------ PROVIDED TEXT

Their trip was perfectly planned by Sage. Every minute of every day, Sage and Zeppelin
were in a tourist hot spot. They were two days in, and Zeppelin wasn’t having the best
time. He didn’t want to upset Sage during the trip, so he kept his mouth shut. On their
third day there, everything seemed to be going wrong. The MET had a flood and was
closed, the actor and his understudy playing Jean Valjean in Les Miserables both broke
their ankles, and the two friends missed their dinner reservation.
Sage was devastated and felt as if he let Zeppelin down. Zeppelin impulsively
tried to save the day. He looked up the beach nearest to them, Coney Island Beach,
hailed a cab and spent an hour getting out of the city, and another hour getting to the
beach. Sage had no idea where they were going and was passive-aggressive toward
Zeppelin the whole cab ride. The cab driver pulled over before they got to the beach. He
told the boys he recommended that they get out early, to catch the sunset and miss the
crowds. Sage mumbled under his breath, “I’m certain this guy just didn’t want to drive
through the traffic.” When they got out, they realized the cab driver drove them to the
part of the beach away from all the action. They looked at the horizon and could see just
a spark of sunlight go behind a cloud. Zeppelin felt present for the first time in days.
Sage looked at Zeppelin in relief and thanked him for thinking of taking him there.
They pulled out their Katz Diner leftovers and had dinner on the beach. They
talked for hours about their semesters, love lives, and their plans for the future, and as
Sage passed over the cigarette that they both knew they shouldn’t have lit, they realized
there was more to life than a plan. “The Good Life”, wasn’t a perfectly planned and lived
life. It was being present for that spark of the sun ending the day, lighting a cigarette on
the beach, and having a late-night chat with your best friend.

------------
------ SUPPLIED RECORDS

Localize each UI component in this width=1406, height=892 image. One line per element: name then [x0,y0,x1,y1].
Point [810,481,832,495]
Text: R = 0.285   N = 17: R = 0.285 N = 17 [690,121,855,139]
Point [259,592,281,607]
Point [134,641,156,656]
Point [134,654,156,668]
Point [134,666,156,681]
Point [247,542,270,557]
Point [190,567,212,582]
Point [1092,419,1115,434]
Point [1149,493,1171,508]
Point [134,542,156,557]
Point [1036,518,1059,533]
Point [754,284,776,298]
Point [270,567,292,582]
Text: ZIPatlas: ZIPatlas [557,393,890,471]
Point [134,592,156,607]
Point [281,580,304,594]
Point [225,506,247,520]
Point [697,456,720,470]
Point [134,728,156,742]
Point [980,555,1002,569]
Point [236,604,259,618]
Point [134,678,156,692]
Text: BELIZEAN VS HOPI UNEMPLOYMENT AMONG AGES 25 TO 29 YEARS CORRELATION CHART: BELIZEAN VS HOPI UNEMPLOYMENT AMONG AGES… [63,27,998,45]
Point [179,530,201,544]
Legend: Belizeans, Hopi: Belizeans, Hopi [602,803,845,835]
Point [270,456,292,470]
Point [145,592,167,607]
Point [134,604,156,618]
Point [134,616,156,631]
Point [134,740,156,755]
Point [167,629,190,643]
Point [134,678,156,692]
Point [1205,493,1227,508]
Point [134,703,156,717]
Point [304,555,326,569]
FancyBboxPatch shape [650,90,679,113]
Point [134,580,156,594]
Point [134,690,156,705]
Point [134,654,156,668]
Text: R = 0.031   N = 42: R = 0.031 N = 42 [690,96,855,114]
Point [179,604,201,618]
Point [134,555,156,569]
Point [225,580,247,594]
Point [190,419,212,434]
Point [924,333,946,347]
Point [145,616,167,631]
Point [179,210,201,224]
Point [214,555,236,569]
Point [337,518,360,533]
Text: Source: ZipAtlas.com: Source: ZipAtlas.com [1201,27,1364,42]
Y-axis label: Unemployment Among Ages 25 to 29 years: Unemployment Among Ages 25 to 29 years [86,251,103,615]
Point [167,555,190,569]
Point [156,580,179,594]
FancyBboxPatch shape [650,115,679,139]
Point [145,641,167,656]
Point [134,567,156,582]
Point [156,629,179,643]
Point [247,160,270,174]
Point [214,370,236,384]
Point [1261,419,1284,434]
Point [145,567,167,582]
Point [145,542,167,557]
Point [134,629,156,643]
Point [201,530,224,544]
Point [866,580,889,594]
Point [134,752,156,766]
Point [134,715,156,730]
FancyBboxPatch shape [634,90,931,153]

------------

YOUR TASK: Please copy the story's passage from "Sage was devastated" to "time in days.".

EXERCISE OUTPUT:
Sage was devastated and felt as if he let Zeppelin down. Zeppelin impulsively
tried to save the day. He looked up the beach nearest to them, Coney Island Beach,
hailed a cab and spent an hour getting out of the city, and another hour getting to the
beach. Sage had no idea where they were going and was passive-aggressive toward
Zeppelin the whole cab ride. The cab driver pulled over before they got to the beach. He
told the boys he recommended that they get out early, to catch the sunset and miss the
crowds. Sage mumbled under his breath, “I’m certain this guy just didn’t want to drive
through the traffic.” When they got out, they realized the cab driver drove them to the
part of the beach away from all the action. They looked at the horizon and could see just
a spark of sunlight go behind a cloud. Zeppelin felt present for the first time in days.